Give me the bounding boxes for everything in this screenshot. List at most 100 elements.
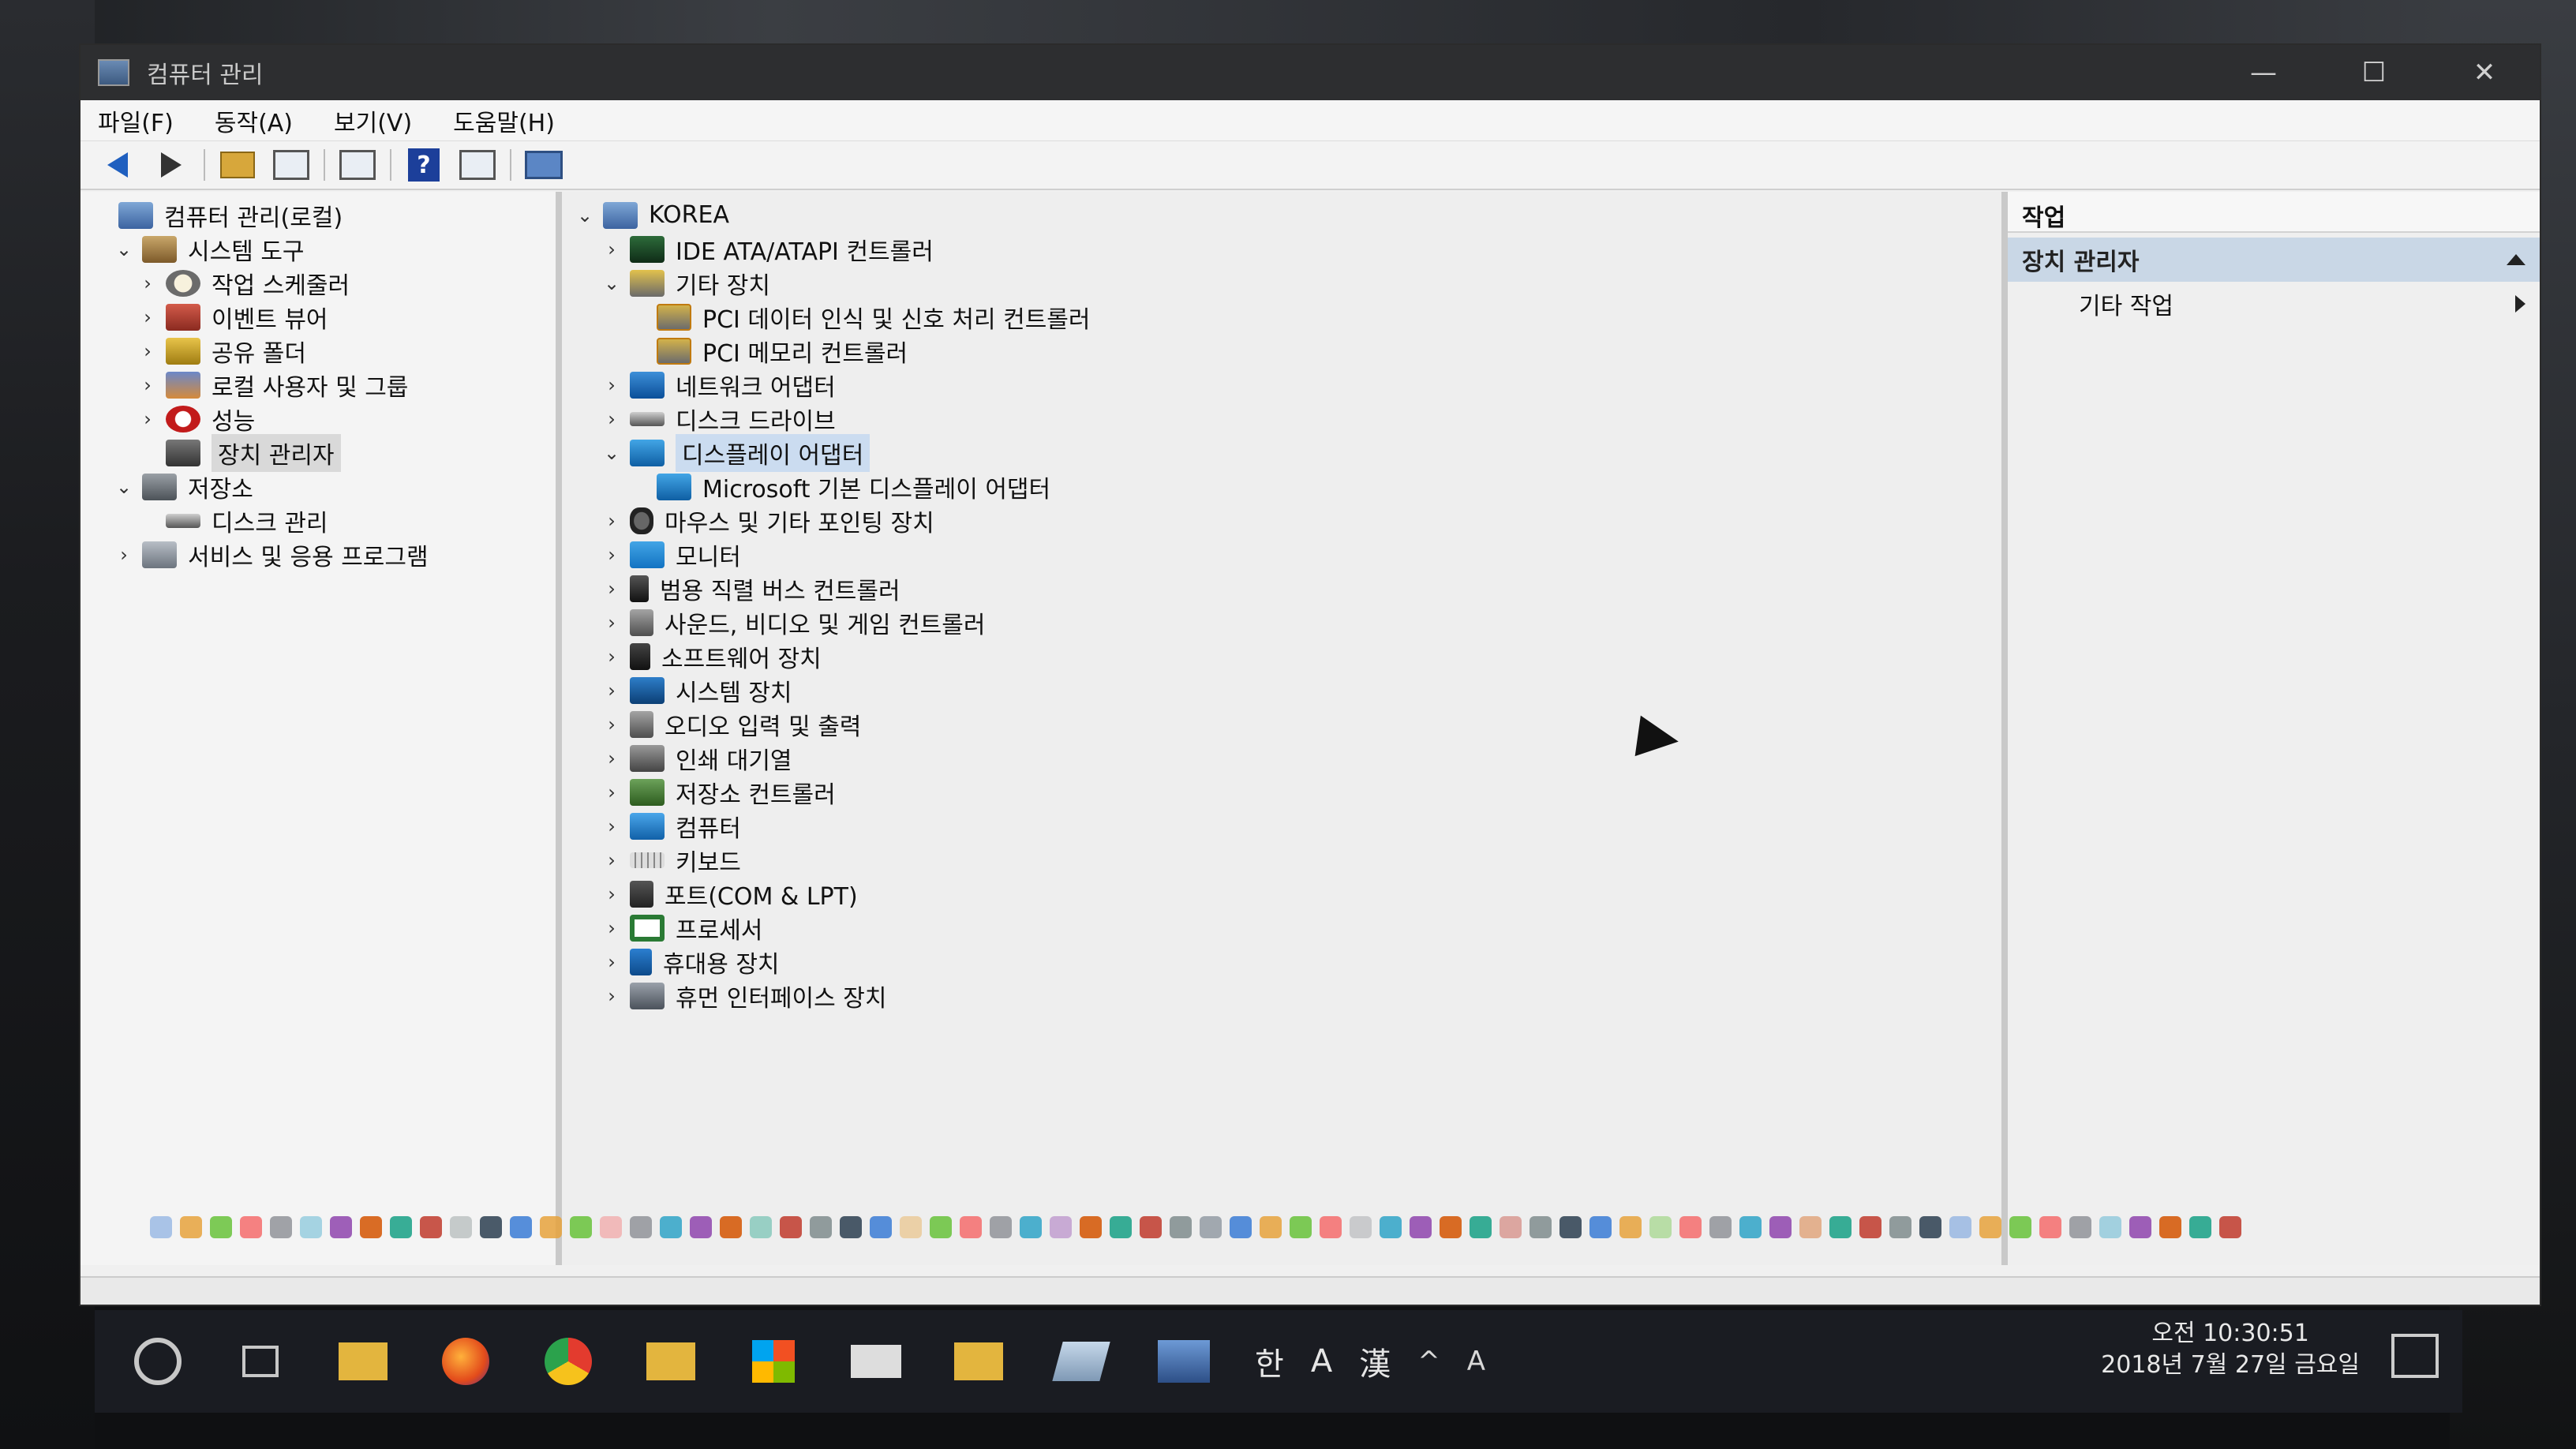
device-tree-item-row[interactable]: › 디스크 드라이브 xyxy=(562,402,2001,436)
expand-chevron-icon[interactable]: › xyxy=(600,646,623,668)
device-tree-item-row[interactable]: › 컴퓨터 xyxy=(562,809,2001,843)
input-indicator[interactable]: A xyxy=(1467,1346,1485,1377)
device-tree-item-row[interactable]: › 저장소 컨트롤러 xyxy=(562,775,2001,809)
device-tree-item-row[interactable]: › 사운드, 비디오 및 게임 컨트롤러 xyxy=(562,605,2001,639)
device-tree-item-row[interactable]: › 마우스 및 기타 포인팅 장치 xyxy=(562,504,2001,537)
folder-button-3[interactable] xyxy=(947,1330,1010,1393)
help-button[interactable]: ? xyxy=(402,147,445,183)
expand-chevron-icon[interactable]: › xyxy=(600,747,623,769)
device-tree-item-row[interactable]: PCI 데이터 인식 및 신호 처리 컨트롤러 xyxy=(562,300,2001,334)
expand-chevron-icon[interactable]: › xyxy=(600,408,623,430)
collapse-icon[interactable] xyxy=(2507,254,2525,265)
notebook-button[interactable] xyxy=(1050,1330,1113,1393)
device-tree-item-row[interactable]: ⌄ 디스플레이 어댑터 xyxy=(562,433,2001,472)
device-tree-item-row[interactable]: › 네트워크 어댑터 xyxy=(562,368,2001,402)
expand-chevron-icon[interactable]: › xyxy=(136,272,159,294)
expand-chevron-icon[interactable]: › xyxy=(600,578,623,600)
console-tree-item-row[interactable]: › 작업 스케줄러 xyxy=(80,266,556,300)
device-tree-item-row[interactable]: › 프로세서 xyxy=(562,911,2001,945)
collapse-chevron-icon[interactable]: ⌄ xyxy=(600,442,623,464)
expand-chevron-icon[interactable]: › xyxy=(600,374,623,396)
device-tree-item-row[interactable]: › 휴대용 장치 xyxy=(562,945,2001,979)
expand-chevron-icon[interactable]: › xyxy=(136,340,159,362)
task-view-button[interactable] xyxy=(229,1330,292,1393)
expand-chevron-icon[interactable]: › xyxy=(136,408,159,430)
forward-button[interactable] xyxy=(150,147,193,183)
ime-hanja[interactable]: 漢 xyxy=(1359,1339,1391,1384)
expand-chevron-icon[interactable]: › xyxy=(600,951,623,973)
expand-chevron-icon[interactable]: › xyxy=(600,849,623,871)
chrome-button[interactable] xyxy=(537,1330,600,1393)
up-level-button[interactable] xyxy=(216,147,259,183)
expand-chevron-icon[interactable]: › xyxy=(600,781,623,803)
back-button[interactable] xyxy=(96,147,139,183)
expand-chevron-icon[interactable]: › xyxy=(600,985,623,1007)
expand-chevron-icon[interactable]: › xyxy=(600,680,623,702)
device-tree-item-row[interactable]: › 휴먼 인터페이스 장치 xyxy=(562,979,2001,1013)
more-actions-item[interactable]: 기타 작업 xyxy=(2008,282,2540,326)
expand-chevron-icon[interactable]: › xyxy=(600,612,623,634)
expand-chevron-icon[interactable]: › xyxy=(600,815,623,837)
console-tree-item-row[interactable]: › 로컬 사용자 및 그룹 xyxy=(80,368,556,402)
device-tree-item-row[interactable]: › 모니터 xyxy=(562,537,2001,571)
title-bar[interactable]: 컴퓨터 관리 — ☐ ✕ xyxy=(80,45,2540,100)
console-tree-item-row[interactable]: › 공유 폴더 xyxy=(80,334,556,368)
device-tree-item-row[interactable]: › 키보드 xyxy=(562,843,2001,877)
maximize-button[interactable]: ☐ xyxy=(2319,45,2429,100)
expand-chevron-icon[interactable]: › xyxy=(112,544,136,566)
expand-chevron-icon[interactable]: › xyxy=(600,544,623,566)
show-action-pane-button[interactable] xyxy=(456,147,499,183)
show-hidden-icons-button[interactable]: ^ xyxy=(1417,1346,1440,1377)
expand-chevron-icon[interactable]: › xyxy=(600,713,623,736)
notification-center-icon[interactable] xyxy=(2391,1334,2439,1378)
device-tree-item-row[interactable]: › IDE ATA/ATAPI 컨트롤러 xyxy=(562,232,2001,266)
device-tree-item-row[interactable]: › 인쇄 대기열 xyxy=(562,741,2001,775)
device-tree-item-row[interactable]: › 소프트웨어 장치 xyxy=(562,639,2001,673)
ime-hangul[interactable]: 한 xyxy=(1255,1339,1284,1384)
taskbar-clock[interactable]: 오전 10:30:51 2018년 7월 27일 금요일 xyxy=(2101,1318,2360,1381)
file-explorer-button[interactable] xyxy=(331,1330,395,1393)
scan-hardware-button[interactable] xyxy=(522,147,565,183)
minimize-button[interactable]: — xyxy=(2208,45,2319,100)
actions-section-device-manager[interactable]: 장치 관리자 xyxy=(2008,238,2540,282)
folder-button-2[interactable] xyxy=(639,1330,702,1393)
console-tree-item-row[interactable]: › 성능 xyxy=(80,402,556,436)
menu-action[interactable]: 동작(A) xyxy=(215,103,293,138)
device-tree-item-row[interactable]: ⌄ KOREA xyxy=(562,198,2001,232)
properties-button[interactable] xyxy=(336,147,379,183)
store-button[interactable] xyxy=(742,1330,805,1393)
console-tree-item-row[interactable]: 디스크 관리 xyxy=(80,504,556,537)
menu-file[interactable]: 파일(F) xyxy=(98,103,174,138)
device-tree-item-row[interactable]: › 범용 직렬 버스 컨트롤러 xyxy=(562,571,2001,605)
console-tree-item-row[interactable]: ⌄ 시스템 도구 xyxy=(80,232,556,266)
device-tree-item-row[interactable]: Microsoft 기본 디스플레이 어댑터 xyxy=(562,470,2001,504)
menu-view[interactable]: 보기(V) xyxy=(334,103,412,138)
device-tree-item-row[interactable]: PCI 메모리 컨트롤러 xyxy=(562,334,2001,368)
device-tree-item-row[interactable]: › 포트(COM & LPT) xyxy=(562,877,2001,911)
expand-chevron-icon[interactable]: › xyxy=(136,374,159,396)
collapse-chevron-icon[interactable]: ⌄ xyxy=(112,476,136,498)
ime-alpha[interactable]: A xyxy=(1311,1343,1332,1380)
computer-management-taskbar-button[interactable] xyxy=(1152,1330,1215,1393)
expand-chevron-icon[interactable]: › xyxy=(600,917,623,939)
device-tree-item-row[interactable]: ⌄ 기타 장치 xyxy=(562,266,2001,300)
console-tree-item-row[interactable]: ⌄ 저장소 xyxy=(80,470,556,504)
expand-chevron-icon[interactable]: › xyxy=(600,883,623,905)
expand-chevron-icon[interactable]: › xyxy=(136,306,159,328)
console-tree-item-row[interactable]: 컴퓨터 관리(로컬) xyxy=(80,198,556,232)
collapse-chevron-icon[interactable]: ⌄ xyxy=(573,204,597,227)
console-tree-item-row[interactable]: › 이벤트 뷰어 xyxy=(80,300,556,334)
firefox-button[interactable] xyxy=(434,1330,497,1393)
show-hide-console-tree-button[interactable] xyxy=(270,147,313,183)
collapse-chevron-icon[interactable]: ⌄ xyxy=(112,238,136,260)
console-tree-item-row[interactable]: 장치 관리자 xyxy=(80,433,556,472)
console-tree-item-row[interactable]: › 서비스 및 응용 프로그램 xyxy=(80,537,556,571)
expand-chevron-icon[interactable]: › xyxy=(600,510,623,532)
expand-chevron-icon[interactable]: › xyxy=(600,238,623,260)
device-tree-item-row[interactable]: › 오디오 입력 및 출력 xyxy=(562,707,2001,741)
mail-button[interactable] xyxy=(844,1330,908,1393)
close-button[interactable]: ✕ xyxy=(2429,45,2540,100)
menu-help[interactable]: 도움말(H) xyxy=(453,103,555,138)
collapse-chevron-icon[interactable]: ⌄ xyxy=(600,272,623,294)
device-tree-item-row[interactable]: › 시스템 장치 xyxy=(562,673,2001,707)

-------------------------

## REQUIRED TASK
Copy the lines in the records above, from the line containing "device-tree-item-row[interactable]: › 디스크" through the line containing "collapse-chevron-icon[interactable]: ⌄ xyxy=(600,442,623,464)", without changing anything.

## PROBLEM SOLUTION
device-tree-item-row[interactable]: › 디스크 드라이브 xyxy=(562,402,2001,436)
expand-chevron-icon[interactable]: › xyxy=(600,646,623,668)
device-tree-item-row[interactable]: › 컴퓨터 xyxy=(562,809,2001,843)
input-indicator[interactable]: A xyxy=(1467,1346,1485,1377)
device-tree-item-row[interactable]: › 저장소 컨트롤러 xyxy=(562,775,2001,809)
device-tree-item-row[interactable]: › 사운드, 비디오 및 게임 컨트롤러 xyxy=(562,605,2001,639)
device-tree-item-row[interactable]: › 마우스 및 기타 포인팅 장치 xyxy=(562,504,2001,537)
folder-button-3[interactable] xyxy=(947,1330,1010,1393)
help-button[interactable]: ? xyxy=(402,147,445,183)
expand-chevron-icon[interactable]: › xyxy=(600,747,623,769)
device-tree-item-row[interactable]: PCI 데이터 인식 및 신호 처리 컨트롤러 xyxy=(562,300,2001,334)
expand-chevron-icon[interactable]: › xyxy=(600,408,623,430)
collapse-icon[interactable] xyxy=(2507,254,2525,265)
notebook-button[interactable] xyxy=(1050,1330,1113,1393)
device-tree-item-row[interactable]: ⌄ 디스플레이 어댑터 xyxy=(562,433,2001,472)
device-tree-item-row[interactable]: › 네트워크 어댑터 xyxy=(562,368,2001,402)
expand-chevron-icon[interactable]: › xyxy=(136,272,159,294)
expand-chevron-icon[interactable]: › xyxy=(600,578,623,600)
console-tree-item-row[interactable]: › 작업 스케줄러 xyxy=(80,266,556,300)
device-tree-item-row[interactable]: › 프로세서 xyxy=(562,911,2001,945)
collapse-chevron-icon[interactable]: ⌄ xyxy=(600,442,623,464)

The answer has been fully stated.